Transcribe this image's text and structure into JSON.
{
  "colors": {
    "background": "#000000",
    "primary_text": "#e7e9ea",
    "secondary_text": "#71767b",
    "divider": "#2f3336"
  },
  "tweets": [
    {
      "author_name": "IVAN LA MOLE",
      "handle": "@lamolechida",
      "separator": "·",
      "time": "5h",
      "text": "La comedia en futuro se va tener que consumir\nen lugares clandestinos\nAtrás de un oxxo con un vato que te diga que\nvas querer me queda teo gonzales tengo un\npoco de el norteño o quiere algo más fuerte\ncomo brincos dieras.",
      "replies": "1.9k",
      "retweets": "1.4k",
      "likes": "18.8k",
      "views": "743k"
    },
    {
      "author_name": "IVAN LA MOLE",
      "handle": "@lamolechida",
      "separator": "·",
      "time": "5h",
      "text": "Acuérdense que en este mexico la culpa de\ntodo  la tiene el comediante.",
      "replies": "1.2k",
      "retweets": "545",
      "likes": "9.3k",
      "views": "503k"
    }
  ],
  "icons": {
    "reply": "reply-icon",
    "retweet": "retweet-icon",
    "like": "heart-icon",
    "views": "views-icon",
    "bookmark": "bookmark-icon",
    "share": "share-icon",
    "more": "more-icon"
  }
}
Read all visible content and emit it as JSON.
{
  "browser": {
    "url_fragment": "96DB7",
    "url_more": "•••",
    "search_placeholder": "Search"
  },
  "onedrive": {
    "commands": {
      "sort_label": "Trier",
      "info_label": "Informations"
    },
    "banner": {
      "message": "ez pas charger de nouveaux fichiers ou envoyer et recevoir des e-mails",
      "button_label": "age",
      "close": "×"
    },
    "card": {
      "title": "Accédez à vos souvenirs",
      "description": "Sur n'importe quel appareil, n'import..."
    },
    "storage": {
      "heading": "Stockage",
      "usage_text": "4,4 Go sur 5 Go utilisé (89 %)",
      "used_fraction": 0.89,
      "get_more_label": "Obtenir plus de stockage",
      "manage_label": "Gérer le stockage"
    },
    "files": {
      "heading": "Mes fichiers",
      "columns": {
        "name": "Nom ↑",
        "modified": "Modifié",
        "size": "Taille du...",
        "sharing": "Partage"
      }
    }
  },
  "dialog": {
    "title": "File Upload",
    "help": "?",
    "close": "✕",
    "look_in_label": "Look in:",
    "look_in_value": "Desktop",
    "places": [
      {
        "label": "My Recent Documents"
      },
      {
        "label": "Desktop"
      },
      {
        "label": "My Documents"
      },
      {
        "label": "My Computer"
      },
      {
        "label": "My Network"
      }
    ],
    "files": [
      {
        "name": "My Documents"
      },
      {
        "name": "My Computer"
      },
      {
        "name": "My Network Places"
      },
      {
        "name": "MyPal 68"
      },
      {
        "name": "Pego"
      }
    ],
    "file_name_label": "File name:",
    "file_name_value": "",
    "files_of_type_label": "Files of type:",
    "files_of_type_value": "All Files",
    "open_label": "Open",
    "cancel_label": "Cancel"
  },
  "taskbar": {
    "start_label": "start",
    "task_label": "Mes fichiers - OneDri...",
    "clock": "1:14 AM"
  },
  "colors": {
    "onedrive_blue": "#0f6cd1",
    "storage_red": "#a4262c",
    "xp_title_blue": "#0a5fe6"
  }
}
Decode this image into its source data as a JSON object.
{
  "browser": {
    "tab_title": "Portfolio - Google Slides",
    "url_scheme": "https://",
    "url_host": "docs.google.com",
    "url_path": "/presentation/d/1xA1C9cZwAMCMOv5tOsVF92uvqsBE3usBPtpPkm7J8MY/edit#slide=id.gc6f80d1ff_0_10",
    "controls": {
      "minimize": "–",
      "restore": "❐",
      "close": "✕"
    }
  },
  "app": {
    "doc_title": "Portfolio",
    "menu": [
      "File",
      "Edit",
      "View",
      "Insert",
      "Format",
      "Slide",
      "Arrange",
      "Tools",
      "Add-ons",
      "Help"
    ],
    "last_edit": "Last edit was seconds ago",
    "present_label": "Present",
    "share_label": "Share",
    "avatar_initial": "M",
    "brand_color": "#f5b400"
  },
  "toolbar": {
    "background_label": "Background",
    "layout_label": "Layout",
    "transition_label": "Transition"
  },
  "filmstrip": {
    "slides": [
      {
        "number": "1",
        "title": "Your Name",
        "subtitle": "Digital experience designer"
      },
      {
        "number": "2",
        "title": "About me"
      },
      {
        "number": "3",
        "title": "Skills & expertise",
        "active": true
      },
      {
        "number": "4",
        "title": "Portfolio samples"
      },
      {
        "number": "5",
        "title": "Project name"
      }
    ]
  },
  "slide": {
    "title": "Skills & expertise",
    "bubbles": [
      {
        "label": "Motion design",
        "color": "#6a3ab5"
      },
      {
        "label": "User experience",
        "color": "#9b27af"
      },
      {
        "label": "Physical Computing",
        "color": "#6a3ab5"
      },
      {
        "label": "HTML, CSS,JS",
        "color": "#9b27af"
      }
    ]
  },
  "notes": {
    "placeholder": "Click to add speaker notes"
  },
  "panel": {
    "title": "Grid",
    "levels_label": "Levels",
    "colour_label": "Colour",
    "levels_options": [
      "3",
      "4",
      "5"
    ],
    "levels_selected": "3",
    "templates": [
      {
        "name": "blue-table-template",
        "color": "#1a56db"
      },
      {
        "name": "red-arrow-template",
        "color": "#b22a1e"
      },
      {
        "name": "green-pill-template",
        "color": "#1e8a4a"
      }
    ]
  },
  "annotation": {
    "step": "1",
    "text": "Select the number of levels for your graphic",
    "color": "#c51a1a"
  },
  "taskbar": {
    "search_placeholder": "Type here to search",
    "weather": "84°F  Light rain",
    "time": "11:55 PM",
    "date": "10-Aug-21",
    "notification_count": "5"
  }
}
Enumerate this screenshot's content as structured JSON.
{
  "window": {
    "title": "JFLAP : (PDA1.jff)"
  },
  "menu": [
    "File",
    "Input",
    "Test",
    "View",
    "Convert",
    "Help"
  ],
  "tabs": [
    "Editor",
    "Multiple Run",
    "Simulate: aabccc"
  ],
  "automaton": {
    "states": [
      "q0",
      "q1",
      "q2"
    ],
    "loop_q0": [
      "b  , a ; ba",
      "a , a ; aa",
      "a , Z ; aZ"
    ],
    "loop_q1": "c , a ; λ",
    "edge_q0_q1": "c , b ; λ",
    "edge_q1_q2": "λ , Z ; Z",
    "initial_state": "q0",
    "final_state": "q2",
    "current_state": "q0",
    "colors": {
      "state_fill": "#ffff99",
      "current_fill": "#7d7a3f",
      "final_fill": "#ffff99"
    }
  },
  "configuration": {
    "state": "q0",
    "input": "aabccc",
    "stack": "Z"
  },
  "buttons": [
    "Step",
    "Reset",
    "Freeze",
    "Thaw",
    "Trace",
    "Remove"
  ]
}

^^^^

● **INSTRUCTION**
Write out, word for word, every line from the one containing "Enumerate this screenshot's" through the last line of the records above.

● **EXERCISE SOLUTION**
Enumerate this screenshot's content as structured JSON.
{
  "window": {
    "title": "JFLAP : (PDA1.jff)"
  },
  "menu": [
    "File",
    "Input",
    "Test",
    "View",
    "Convert",
    "Help"
  ],
  "tabs": [
    "Editor",
    "Multiple Run",
    "Simulate: aabccc"
  ],
  "automaton": {
    "states": [
      "q0",
      "q1",
      "q2"
    ],
    "loop_q0": [
      "b  , a ; ba",
      "a , a ; aa",
      "a , Z ; aZ"
    ],
    "loop_q1": "c , a ; λ",
    "edge_q0_q1": "c , b ; λ",
    "edge_q1_q2": "λ , Z ; Z",
    "initial_state": "q0",
    "final_state": "q2",
    "current_state": "q0",
    "colors": {
      "state_fill": "#ffff99",
      "current_fill": "#7d7a3f",
      "final_fill": "#ffff99"
    }
  },
  "configuration": {
    "state": "q0",
    "input": "aabccc",
    "stack": "Z"
  },
  "buttons": [
    "Step",
    "Reset",
    "Freeze",
    "Thaw",
    "Trace",
    "Remove"
  ]
}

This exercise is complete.